* What is needed
Search the data for the word "shortcut". Reproduce every line where it is found.

* Dataset
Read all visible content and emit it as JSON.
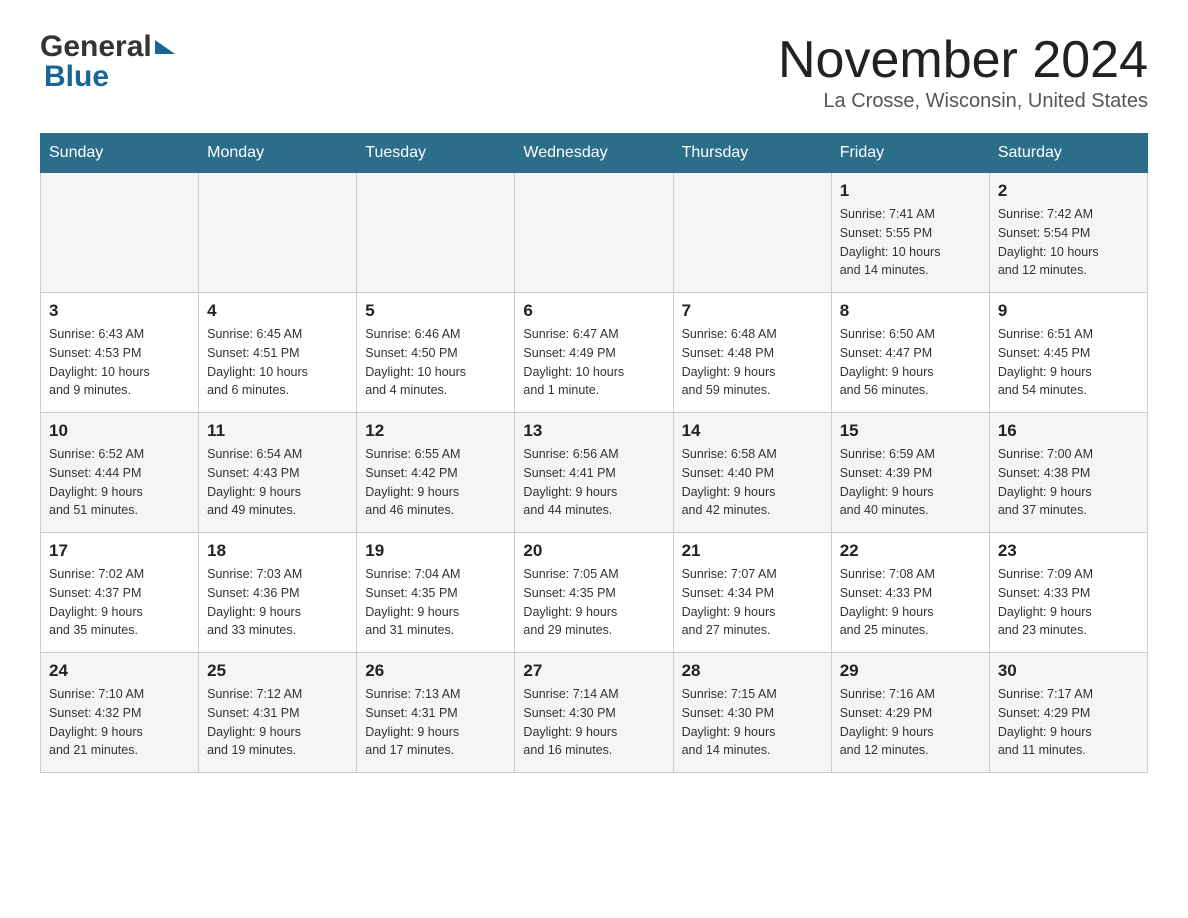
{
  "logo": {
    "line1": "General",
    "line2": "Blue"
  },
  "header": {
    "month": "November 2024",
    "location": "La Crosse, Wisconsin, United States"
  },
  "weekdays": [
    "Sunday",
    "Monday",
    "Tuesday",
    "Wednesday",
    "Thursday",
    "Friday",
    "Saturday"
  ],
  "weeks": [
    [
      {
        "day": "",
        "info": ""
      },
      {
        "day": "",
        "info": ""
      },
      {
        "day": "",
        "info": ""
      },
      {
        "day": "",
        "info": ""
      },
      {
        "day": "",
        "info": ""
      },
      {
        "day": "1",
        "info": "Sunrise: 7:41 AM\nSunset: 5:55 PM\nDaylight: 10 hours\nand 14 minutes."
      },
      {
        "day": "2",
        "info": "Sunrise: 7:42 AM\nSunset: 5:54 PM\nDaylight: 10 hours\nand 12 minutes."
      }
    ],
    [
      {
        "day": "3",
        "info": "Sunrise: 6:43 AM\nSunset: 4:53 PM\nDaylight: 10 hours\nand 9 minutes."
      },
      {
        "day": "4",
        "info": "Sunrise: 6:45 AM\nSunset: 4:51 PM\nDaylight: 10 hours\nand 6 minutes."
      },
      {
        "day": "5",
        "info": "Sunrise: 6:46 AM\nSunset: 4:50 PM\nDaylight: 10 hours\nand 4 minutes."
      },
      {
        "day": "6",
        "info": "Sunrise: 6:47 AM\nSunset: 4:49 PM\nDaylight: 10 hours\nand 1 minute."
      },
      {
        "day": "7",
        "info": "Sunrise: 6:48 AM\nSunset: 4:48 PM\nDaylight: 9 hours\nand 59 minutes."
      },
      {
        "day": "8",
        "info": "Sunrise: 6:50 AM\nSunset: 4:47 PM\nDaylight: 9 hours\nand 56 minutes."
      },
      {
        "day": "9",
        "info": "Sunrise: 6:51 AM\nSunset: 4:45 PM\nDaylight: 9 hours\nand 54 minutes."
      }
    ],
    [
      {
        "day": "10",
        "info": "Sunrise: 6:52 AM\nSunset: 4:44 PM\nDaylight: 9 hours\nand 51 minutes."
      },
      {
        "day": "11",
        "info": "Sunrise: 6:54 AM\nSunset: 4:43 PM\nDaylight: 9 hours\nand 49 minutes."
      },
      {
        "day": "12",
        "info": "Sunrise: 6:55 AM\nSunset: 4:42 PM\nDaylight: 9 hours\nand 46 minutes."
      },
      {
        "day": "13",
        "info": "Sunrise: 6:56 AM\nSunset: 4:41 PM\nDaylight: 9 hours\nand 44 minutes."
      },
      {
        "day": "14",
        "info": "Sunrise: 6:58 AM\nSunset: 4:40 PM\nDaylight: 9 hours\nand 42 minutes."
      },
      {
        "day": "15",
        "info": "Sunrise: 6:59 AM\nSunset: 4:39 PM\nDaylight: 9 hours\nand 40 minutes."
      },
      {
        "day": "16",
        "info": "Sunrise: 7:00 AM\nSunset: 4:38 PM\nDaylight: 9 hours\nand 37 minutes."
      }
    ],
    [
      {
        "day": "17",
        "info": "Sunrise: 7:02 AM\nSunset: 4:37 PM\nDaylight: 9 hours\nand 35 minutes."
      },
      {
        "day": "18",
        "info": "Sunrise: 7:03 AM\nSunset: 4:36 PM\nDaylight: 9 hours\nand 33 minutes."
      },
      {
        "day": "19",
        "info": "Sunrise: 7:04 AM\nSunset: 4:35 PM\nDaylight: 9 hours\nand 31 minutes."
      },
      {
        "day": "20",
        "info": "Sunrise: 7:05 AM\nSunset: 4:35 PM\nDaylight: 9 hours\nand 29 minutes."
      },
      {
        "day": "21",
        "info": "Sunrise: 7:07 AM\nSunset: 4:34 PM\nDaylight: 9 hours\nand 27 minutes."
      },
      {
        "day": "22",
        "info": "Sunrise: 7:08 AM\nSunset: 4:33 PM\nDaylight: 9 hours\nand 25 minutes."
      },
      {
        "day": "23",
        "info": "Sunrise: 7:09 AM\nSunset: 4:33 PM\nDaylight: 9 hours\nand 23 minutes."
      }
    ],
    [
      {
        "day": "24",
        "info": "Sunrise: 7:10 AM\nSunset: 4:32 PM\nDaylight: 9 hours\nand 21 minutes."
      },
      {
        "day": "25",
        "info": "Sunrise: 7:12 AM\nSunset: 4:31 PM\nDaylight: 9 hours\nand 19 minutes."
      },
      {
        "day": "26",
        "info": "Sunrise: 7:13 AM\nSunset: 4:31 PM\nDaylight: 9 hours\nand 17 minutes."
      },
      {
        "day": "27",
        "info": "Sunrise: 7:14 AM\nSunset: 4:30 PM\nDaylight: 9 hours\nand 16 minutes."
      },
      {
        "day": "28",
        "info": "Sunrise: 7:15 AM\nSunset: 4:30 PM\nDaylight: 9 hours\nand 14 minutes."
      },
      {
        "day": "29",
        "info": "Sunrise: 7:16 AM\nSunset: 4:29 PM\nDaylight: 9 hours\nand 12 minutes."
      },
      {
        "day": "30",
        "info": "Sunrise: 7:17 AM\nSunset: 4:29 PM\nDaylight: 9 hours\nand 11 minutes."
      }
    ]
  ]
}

...

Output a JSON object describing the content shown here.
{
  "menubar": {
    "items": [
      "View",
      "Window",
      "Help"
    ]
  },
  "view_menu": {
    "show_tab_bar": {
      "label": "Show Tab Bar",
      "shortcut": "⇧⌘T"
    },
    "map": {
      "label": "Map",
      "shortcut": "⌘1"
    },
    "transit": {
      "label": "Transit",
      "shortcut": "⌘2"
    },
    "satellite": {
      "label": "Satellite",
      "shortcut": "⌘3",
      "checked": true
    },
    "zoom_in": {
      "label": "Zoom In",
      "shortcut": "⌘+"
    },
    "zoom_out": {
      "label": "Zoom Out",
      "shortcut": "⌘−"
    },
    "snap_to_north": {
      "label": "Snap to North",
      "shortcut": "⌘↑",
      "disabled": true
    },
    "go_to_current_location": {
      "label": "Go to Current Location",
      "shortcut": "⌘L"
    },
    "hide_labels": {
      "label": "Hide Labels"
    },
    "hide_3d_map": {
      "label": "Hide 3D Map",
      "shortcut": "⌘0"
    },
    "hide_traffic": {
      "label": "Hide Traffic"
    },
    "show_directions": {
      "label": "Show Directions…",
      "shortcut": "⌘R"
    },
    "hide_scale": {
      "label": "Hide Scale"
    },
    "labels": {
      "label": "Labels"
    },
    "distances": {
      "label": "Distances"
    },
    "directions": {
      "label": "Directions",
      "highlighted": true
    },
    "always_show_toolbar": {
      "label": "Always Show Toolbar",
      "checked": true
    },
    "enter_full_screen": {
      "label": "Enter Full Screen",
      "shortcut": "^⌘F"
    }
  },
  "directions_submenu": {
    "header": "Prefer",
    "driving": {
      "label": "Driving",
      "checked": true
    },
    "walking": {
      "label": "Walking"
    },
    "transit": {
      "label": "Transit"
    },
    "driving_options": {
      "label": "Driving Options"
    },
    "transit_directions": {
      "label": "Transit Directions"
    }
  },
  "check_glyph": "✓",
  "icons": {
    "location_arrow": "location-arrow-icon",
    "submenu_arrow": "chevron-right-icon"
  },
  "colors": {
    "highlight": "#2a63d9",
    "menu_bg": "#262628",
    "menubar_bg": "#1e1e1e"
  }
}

* Result for this exercise
      "shortcut": "⇧⌘T"
      "shortcut": "⌘1"
      "shortcut": "⌘2"
      "shortcut": "⌘3",
      "shortcut": "⌘+"
      "shortcut": "⌘−"
      "shortcut": "⌘↑",
      "shortcut": "⌘L"
      "shortcut": "⌘0"
      "shortcut": "⌘R"
      "shortcut": "^⌘F"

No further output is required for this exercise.